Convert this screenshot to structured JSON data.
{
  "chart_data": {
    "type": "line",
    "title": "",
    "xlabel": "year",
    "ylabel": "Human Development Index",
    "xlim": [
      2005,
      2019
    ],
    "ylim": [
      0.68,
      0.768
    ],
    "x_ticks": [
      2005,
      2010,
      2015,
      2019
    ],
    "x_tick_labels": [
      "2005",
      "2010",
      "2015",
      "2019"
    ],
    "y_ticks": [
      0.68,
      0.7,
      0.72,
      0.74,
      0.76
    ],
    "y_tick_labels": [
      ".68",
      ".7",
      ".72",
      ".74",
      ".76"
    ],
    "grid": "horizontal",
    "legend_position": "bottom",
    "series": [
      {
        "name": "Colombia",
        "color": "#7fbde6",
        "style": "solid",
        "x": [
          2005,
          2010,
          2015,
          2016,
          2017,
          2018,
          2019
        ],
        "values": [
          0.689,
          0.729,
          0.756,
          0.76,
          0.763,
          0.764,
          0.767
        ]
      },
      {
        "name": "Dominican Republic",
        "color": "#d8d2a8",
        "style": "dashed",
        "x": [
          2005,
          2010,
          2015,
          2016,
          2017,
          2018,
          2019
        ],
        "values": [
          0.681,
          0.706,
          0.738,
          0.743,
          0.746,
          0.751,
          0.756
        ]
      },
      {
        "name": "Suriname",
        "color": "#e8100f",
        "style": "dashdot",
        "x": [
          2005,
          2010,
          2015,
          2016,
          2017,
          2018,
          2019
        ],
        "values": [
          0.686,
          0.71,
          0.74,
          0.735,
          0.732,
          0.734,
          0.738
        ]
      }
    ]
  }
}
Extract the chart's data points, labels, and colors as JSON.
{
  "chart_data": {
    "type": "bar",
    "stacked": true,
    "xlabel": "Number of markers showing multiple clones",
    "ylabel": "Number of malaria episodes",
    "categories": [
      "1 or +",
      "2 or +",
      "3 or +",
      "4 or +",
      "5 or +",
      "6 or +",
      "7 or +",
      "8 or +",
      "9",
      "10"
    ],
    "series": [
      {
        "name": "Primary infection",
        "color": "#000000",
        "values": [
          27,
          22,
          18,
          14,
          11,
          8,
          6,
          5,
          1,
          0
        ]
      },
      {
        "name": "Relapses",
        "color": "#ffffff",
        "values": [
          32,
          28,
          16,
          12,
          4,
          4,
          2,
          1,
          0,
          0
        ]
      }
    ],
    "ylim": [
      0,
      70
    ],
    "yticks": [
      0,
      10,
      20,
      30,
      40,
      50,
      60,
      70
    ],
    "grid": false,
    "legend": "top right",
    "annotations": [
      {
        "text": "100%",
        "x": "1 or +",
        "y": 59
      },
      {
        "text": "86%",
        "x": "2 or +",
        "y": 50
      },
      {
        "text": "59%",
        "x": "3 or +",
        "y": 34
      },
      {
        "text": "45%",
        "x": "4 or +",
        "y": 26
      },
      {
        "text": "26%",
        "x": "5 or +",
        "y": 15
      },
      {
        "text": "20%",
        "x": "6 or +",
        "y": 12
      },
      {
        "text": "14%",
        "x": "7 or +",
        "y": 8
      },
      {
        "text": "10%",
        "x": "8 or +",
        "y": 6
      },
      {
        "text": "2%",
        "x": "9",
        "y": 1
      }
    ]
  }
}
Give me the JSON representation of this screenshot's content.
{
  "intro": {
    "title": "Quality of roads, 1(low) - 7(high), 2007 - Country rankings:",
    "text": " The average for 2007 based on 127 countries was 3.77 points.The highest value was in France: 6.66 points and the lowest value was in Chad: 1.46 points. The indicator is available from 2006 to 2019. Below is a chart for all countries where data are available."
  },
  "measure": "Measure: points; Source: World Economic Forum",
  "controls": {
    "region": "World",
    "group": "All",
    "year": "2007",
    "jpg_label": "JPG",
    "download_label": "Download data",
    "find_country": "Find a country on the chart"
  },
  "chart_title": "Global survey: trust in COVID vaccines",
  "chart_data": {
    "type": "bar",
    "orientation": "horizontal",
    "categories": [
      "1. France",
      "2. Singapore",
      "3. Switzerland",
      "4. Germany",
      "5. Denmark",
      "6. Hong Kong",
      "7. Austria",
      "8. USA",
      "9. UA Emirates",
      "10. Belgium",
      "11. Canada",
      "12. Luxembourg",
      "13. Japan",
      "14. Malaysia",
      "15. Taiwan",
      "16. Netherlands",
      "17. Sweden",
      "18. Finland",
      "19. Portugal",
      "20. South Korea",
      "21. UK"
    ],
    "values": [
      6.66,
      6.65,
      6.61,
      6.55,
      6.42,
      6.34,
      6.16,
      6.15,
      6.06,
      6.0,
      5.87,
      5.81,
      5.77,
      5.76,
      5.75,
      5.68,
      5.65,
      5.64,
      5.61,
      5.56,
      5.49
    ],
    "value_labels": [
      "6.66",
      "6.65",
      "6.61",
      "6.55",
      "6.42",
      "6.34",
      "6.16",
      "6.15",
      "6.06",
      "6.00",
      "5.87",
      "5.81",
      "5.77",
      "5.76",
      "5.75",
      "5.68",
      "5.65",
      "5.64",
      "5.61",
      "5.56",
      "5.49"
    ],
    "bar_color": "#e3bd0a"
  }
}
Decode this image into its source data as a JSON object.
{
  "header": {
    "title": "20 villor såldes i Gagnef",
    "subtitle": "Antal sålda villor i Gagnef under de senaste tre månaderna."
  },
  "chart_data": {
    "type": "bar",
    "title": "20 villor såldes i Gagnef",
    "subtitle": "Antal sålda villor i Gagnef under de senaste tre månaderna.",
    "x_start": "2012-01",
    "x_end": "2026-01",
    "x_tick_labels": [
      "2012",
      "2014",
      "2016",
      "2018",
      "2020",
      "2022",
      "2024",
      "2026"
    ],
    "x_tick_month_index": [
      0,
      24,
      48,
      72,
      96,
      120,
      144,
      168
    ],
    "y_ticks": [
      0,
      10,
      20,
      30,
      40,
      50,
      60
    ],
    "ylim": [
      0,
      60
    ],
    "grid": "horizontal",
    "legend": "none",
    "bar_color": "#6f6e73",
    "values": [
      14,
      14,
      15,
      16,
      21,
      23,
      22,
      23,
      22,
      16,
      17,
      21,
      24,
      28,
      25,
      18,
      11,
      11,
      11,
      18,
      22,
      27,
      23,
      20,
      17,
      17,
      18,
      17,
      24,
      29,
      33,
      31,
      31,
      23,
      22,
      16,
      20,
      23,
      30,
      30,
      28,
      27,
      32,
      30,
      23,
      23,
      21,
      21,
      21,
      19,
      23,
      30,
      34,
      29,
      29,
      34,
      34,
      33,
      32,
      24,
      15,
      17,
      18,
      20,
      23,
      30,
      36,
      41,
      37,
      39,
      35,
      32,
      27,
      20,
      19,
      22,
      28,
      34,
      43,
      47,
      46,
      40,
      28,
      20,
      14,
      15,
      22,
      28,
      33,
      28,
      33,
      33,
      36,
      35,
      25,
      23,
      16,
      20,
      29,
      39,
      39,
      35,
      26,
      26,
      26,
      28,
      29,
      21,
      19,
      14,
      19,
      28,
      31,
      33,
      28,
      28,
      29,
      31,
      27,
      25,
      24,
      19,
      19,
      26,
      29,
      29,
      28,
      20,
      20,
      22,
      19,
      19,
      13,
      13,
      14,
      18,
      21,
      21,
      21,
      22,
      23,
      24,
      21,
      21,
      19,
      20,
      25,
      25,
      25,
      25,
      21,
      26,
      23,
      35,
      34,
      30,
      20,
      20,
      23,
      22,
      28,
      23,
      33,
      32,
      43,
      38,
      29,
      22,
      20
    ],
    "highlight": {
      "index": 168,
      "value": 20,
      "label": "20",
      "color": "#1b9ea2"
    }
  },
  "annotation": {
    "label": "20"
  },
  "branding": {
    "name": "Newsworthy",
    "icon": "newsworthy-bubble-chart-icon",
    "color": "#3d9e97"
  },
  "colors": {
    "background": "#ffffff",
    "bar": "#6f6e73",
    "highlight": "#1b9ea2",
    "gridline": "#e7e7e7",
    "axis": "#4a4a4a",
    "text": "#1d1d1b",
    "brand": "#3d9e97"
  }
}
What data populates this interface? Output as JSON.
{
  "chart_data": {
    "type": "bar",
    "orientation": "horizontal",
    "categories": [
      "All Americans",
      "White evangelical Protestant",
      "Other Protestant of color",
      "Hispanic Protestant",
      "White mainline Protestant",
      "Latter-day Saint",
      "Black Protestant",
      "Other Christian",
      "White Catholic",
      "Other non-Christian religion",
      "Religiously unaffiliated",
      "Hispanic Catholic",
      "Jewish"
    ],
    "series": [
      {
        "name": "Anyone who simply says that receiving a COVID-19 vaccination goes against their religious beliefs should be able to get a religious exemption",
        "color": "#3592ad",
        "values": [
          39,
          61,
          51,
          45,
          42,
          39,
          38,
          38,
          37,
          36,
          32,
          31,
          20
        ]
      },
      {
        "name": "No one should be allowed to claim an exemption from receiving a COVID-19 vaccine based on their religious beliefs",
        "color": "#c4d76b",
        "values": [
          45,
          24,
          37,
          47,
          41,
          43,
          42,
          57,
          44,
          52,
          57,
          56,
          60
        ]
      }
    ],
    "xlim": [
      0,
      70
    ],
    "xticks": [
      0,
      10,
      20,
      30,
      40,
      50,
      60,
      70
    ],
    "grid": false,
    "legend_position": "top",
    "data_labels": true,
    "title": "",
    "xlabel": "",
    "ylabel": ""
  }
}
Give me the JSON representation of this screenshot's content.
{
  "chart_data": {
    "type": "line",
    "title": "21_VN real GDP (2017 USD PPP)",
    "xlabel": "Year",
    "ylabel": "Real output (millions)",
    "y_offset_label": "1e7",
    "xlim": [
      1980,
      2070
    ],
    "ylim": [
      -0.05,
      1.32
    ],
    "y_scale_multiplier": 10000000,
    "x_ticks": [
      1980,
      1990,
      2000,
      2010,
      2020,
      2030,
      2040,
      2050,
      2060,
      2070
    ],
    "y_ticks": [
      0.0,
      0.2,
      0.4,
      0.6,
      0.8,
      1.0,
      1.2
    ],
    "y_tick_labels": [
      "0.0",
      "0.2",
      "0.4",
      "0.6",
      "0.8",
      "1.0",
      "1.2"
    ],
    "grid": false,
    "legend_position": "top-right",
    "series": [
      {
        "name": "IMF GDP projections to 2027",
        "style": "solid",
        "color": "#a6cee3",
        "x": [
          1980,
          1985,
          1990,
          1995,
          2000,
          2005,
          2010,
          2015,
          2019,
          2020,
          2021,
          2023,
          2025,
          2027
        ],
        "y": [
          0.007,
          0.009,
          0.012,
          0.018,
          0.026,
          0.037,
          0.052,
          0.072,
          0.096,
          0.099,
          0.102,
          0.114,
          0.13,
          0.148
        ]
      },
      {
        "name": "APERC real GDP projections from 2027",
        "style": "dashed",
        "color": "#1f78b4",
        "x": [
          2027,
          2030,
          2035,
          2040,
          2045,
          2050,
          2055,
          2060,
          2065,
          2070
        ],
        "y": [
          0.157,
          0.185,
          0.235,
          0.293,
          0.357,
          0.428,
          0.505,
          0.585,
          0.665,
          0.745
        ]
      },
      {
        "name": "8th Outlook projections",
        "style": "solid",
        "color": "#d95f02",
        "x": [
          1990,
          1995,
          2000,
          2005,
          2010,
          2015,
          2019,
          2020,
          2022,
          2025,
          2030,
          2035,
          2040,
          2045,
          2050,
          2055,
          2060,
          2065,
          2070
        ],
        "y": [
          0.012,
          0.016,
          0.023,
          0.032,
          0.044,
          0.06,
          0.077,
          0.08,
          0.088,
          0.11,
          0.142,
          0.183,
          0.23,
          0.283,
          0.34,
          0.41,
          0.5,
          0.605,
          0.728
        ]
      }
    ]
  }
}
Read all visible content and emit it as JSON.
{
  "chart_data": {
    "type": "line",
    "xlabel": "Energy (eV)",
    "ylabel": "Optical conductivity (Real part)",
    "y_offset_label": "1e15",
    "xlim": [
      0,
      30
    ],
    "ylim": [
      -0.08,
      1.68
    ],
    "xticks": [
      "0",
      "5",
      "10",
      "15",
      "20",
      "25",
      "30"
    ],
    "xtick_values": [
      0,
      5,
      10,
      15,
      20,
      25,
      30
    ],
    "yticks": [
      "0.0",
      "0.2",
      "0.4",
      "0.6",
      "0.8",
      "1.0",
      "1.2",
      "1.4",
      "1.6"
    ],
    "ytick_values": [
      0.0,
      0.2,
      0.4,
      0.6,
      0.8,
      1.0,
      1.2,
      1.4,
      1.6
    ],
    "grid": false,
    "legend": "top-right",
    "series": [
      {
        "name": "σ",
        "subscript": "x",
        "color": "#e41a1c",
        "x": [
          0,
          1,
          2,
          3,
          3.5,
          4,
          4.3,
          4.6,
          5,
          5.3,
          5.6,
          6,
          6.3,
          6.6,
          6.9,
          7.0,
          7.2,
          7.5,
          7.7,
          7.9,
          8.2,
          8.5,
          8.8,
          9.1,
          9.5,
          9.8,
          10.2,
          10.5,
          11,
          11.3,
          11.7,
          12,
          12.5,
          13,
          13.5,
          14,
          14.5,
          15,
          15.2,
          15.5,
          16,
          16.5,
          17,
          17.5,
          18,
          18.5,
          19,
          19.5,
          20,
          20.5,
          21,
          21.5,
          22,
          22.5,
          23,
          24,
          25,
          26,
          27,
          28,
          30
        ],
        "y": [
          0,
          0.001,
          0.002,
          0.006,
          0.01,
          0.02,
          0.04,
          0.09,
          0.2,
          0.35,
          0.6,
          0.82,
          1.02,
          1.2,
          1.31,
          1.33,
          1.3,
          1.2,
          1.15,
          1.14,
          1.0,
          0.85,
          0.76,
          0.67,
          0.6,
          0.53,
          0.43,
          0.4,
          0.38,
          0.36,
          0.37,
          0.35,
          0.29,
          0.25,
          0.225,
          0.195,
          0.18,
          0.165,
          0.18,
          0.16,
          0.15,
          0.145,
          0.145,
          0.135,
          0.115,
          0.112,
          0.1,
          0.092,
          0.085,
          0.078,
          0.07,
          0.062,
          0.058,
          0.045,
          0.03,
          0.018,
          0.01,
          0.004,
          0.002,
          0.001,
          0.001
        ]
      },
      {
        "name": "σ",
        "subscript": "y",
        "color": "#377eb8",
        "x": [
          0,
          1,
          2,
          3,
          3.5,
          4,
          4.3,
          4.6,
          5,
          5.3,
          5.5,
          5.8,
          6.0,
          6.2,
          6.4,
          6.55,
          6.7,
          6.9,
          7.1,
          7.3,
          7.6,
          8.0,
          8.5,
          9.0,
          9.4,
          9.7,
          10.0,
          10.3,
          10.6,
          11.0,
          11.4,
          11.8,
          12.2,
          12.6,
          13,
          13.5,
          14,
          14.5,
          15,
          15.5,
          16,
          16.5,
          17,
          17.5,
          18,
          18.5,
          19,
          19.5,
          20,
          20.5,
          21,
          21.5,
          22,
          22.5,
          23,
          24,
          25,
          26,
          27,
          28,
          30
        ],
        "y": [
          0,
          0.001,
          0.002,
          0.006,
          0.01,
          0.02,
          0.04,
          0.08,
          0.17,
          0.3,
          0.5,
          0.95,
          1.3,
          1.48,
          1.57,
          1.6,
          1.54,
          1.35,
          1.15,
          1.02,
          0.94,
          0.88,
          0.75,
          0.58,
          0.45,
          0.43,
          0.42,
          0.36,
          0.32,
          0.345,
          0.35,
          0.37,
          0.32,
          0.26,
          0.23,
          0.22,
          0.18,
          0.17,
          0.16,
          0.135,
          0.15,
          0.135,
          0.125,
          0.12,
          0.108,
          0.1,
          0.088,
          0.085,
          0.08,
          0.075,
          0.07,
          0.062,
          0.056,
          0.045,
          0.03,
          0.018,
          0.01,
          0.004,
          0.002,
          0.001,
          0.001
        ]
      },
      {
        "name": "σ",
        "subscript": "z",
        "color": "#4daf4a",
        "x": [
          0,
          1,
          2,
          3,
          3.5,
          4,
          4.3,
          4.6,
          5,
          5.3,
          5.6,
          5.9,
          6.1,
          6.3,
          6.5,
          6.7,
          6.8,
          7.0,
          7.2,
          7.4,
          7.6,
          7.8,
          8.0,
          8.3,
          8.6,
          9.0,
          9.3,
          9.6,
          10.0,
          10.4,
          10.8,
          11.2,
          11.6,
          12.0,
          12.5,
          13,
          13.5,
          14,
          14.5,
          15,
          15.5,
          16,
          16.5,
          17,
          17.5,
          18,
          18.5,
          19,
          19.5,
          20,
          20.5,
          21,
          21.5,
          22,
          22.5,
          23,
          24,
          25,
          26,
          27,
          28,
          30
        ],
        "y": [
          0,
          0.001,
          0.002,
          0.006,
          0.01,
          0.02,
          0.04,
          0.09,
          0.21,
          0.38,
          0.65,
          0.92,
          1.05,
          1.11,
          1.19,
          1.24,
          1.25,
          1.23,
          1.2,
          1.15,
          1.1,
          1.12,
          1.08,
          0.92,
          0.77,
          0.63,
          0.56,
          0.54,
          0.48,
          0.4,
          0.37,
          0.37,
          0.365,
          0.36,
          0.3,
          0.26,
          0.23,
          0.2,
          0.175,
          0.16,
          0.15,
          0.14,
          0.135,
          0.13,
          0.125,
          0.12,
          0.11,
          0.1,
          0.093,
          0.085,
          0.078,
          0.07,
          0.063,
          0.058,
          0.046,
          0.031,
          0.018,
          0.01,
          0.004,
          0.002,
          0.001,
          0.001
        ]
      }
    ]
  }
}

Work instructions. Look for lines containing the string "exemption" and copy them all.

Final result.
        "name": "Anyone who simply says that receiving a COVID-19 vaccination goes against their religious beliefs should be able to get a religious exemption",
        "name": "No one should be allowed to claim an exemption from receiving a COVID-19 vaccine based on their religious beliefs",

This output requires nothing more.